• _The exercise_: Say how many lines of these entries include the word "true", and answer with the number alone.

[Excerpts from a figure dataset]
· · · ·

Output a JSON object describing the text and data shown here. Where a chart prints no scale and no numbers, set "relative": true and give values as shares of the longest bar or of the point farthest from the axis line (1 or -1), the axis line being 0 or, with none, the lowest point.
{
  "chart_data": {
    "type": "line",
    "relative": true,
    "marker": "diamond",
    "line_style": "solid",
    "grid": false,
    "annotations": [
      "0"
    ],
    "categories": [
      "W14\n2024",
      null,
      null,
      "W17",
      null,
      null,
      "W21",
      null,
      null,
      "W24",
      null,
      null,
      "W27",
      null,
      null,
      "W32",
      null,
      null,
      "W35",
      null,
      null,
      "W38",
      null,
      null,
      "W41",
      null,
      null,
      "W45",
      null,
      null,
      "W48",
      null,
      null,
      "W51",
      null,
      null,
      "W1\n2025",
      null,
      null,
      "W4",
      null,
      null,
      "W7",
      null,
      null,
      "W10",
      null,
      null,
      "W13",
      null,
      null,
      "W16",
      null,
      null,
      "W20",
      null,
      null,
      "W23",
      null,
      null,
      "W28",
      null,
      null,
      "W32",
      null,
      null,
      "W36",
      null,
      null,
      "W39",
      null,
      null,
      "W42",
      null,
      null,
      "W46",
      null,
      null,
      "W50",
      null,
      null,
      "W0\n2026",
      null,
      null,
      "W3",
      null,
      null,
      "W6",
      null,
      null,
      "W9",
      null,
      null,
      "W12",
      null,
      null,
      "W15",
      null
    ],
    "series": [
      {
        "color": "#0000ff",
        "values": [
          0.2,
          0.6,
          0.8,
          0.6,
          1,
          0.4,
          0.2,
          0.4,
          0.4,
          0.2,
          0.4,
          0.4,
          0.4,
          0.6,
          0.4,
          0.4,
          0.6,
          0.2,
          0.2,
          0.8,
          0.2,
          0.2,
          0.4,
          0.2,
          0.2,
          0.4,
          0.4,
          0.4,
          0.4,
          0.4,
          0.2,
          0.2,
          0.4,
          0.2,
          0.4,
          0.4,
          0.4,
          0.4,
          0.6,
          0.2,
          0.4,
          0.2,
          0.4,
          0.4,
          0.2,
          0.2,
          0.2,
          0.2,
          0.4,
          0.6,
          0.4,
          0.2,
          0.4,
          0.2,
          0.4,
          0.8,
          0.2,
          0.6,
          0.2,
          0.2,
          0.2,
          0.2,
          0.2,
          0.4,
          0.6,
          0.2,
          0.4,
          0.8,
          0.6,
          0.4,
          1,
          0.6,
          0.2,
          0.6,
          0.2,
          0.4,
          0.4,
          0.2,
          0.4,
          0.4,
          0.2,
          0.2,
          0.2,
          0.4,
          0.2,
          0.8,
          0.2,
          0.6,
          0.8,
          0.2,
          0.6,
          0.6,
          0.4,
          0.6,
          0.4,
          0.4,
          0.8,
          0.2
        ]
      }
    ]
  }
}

· · · ·

• _Exercise response_: 2